======== Supplied records ========
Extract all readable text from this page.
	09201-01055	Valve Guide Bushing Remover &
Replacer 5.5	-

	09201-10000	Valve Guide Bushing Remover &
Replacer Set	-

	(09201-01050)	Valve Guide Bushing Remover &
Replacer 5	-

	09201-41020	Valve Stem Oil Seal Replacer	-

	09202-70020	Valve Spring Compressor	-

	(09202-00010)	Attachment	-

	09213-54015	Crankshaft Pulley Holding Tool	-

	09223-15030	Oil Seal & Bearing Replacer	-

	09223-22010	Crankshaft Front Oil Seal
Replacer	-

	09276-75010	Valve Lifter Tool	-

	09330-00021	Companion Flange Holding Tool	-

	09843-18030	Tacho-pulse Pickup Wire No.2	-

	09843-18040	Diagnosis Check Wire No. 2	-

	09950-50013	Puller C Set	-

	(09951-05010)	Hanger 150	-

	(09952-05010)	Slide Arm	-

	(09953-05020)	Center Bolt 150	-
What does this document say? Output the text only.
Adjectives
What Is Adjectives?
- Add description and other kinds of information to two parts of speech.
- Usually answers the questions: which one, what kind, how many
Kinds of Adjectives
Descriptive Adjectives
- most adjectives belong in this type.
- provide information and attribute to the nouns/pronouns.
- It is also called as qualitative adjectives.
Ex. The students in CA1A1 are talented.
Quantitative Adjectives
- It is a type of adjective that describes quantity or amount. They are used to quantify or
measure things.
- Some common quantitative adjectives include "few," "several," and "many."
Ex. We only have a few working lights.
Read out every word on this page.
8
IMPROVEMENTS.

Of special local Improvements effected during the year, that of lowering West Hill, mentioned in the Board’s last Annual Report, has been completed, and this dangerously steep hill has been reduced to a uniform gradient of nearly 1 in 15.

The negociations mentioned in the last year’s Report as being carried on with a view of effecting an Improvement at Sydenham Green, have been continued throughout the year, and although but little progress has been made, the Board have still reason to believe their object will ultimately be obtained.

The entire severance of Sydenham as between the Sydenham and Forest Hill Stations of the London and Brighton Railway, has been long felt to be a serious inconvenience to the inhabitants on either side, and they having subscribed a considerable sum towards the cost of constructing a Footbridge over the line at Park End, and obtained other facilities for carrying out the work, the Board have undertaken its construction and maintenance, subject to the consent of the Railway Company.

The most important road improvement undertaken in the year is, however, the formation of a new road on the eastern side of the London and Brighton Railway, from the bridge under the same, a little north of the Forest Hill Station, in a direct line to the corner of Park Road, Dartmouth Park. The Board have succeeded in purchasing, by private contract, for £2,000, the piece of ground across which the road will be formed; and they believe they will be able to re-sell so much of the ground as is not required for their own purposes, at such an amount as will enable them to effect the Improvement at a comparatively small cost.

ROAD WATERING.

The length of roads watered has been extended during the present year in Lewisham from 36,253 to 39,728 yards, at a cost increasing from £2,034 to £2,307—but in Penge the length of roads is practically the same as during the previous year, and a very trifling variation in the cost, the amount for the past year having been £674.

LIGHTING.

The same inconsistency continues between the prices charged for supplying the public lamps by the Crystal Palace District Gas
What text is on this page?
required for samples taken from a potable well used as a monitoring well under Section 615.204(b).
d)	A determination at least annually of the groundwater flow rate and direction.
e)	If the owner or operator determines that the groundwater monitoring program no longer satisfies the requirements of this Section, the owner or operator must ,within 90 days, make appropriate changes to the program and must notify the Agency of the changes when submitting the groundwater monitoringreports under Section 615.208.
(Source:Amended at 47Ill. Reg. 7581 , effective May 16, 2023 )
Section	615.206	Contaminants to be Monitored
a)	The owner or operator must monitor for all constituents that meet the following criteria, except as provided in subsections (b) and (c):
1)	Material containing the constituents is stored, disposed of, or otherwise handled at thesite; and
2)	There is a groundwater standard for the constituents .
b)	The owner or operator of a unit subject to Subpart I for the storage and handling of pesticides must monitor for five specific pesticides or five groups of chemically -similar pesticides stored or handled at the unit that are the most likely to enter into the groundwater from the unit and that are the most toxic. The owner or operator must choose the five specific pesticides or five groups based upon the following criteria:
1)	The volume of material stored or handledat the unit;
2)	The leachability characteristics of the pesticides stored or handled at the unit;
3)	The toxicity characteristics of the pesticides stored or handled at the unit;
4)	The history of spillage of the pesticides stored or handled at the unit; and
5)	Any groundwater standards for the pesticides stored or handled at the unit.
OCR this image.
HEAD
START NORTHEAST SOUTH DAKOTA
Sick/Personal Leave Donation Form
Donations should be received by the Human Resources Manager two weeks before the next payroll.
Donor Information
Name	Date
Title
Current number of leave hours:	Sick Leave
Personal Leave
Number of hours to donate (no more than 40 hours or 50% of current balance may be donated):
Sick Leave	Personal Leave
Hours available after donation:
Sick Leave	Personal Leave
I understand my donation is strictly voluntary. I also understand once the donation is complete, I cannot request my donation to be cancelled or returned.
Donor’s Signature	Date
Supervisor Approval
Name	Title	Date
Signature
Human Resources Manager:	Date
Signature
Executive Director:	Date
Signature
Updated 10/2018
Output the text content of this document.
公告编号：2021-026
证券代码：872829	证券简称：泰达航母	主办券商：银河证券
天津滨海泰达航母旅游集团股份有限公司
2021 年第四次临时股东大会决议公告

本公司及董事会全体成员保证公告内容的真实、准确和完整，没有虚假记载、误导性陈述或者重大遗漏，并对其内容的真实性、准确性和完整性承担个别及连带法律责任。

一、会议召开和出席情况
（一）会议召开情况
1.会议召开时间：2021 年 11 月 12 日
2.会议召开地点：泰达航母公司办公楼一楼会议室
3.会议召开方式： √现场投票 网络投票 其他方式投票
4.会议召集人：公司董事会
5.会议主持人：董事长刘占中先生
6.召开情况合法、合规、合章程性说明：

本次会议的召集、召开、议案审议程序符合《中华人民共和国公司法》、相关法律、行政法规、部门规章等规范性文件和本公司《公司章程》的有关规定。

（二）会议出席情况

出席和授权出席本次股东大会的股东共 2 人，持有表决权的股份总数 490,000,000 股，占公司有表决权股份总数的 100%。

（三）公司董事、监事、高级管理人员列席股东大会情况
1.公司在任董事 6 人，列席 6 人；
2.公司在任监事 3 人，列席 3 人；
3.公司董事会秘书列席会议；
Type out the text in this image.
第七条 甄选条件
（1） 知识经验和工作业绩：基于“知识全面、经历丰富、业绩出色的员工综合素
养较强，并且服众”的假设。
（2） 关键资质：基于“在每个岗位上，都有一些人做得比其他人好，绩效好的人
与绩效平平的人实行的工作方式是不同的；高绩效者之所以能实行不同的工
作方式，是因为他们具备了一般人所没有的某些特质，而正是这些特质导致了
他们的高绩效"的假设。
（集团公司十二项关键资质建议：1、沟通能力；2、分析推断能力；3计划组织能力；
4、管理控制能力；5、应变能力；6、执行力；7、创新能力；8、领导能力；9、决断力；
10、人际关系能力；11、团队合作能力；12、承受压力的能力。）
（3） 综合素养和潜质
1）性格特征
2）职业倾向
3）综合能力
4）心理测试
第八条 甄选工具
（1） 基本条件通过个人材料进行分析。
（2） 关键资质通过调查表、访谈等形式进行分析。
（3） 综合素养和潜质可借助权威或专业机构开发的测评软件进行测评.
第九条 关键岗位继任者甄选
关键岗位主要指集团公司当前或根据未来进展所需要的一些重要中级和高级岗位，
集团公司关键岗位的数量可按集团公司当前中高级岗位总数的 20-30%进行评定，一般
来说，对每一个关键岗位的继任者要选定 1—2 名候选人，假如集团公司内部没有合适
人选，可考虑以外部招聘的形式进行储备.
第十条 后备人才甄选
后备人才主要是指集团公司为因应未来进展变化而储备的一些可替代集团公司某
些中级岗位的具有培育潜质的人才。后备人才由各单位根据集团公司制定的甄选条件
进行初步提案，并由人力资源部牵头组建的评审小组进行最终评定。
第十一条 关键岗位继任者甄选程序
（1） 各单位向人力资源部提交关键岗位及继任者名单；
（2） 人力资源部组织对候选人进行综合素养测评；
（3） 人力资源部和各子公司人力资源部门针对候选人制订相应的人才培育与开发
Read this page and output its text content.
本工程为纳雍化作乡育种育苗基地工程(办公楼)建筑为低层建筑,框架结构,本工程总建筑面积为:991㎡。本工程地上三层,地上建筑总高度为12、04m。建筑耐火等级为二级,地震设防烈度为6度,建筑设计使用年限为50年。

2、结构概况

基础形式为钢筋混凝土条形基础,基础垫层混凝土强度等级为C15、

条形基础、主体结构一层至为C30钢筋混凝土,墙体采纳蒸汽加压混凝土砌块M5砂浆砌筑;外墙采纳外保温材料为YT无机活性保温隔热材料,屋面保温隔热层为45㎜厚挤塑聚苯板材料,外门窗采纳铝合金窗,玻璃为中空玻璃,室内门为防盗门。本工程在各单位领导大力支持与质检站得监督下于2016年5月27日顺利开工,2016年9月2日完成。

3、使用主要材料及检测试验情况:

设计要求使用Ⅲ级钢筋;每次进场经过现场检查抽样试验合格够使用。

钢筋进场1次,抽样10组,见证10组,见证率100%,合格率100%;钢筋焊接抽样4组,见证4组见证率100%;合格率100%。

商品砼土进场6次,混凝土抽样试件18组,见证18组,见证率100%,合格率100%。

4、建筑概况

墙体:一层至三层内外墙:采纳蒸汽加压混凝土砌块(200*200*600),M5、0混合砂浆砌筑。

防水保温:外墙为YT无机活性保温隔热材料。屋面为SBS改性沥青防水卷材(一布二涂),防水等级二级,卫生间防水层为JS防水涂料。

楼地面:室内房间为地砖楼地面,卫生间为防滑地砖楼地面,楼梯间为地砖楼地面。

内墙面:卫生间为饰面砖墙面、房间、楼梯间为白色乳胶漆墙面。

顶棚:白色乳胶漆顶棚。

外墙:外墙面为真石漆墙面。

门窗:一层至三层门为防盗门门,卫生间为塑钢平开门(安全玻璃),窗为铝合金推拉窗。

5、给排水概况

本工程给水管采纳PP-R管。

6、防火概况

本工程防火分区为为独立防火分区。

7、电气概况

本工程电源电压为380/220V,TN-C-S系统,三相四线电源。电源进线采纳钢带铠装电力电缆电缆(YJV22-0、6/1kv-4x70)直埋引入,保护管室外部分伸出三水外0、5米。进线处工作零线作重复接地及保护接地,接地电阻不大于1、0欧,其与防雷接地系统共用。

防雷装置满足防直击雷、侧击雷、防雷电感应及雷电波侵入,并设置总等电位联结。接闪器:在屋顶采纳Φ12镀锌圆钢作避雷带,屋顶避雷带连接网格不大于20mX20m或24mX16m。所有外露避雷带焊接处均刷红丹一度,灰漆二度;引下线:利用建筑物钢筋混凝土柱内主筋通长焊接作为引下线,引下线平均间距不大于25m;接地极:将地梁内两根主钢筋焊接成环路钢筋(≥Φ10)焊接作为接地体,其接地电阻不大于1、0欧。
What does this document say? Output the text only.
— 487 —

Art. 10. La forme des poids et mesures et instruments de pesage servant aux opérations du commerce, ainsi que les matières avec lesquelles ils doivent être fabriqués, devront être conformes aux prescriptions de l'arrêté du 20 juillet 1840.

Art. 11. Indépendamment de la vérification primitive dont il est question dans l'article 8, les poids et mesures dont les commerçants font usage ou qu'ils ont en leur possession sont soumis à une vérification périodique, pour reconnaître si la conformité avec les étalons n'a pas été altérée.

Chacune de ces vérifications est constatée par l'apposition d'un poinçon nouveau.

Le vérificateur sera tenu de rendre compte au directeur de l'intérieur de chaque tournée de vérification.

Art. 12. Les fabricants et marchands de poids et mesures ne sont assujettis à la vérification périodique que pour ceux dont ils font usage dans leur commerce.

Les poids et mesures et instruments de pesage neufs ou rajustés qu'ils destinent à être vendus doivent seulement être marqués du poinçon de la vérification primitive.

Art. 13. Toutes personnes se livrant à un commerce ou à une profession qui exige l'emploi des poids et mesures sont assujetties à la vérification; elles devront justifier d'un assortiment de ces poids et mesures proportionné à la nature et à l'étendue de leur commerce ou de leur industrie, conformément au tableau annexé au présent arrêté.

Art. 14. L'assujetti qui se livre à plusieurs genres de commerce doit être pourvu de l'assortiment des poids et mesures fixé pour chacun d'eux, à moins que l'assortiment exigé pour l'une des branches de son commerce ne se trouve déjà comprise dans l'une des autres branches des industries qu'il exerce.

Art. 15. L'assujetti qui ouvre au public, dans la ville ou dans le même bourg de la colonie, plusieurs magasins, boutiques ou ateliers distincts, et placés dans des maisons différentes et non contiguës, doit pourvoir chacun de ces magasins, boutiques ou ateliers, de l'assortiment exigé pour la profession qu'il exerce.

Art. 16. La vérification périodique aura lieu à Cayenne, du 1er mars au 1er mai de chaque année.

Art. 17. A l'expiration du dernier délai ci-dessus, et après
========
**Exercise aim**
Working from the material above, state how many lines contain "side"; give only the number.

**Task answer**
2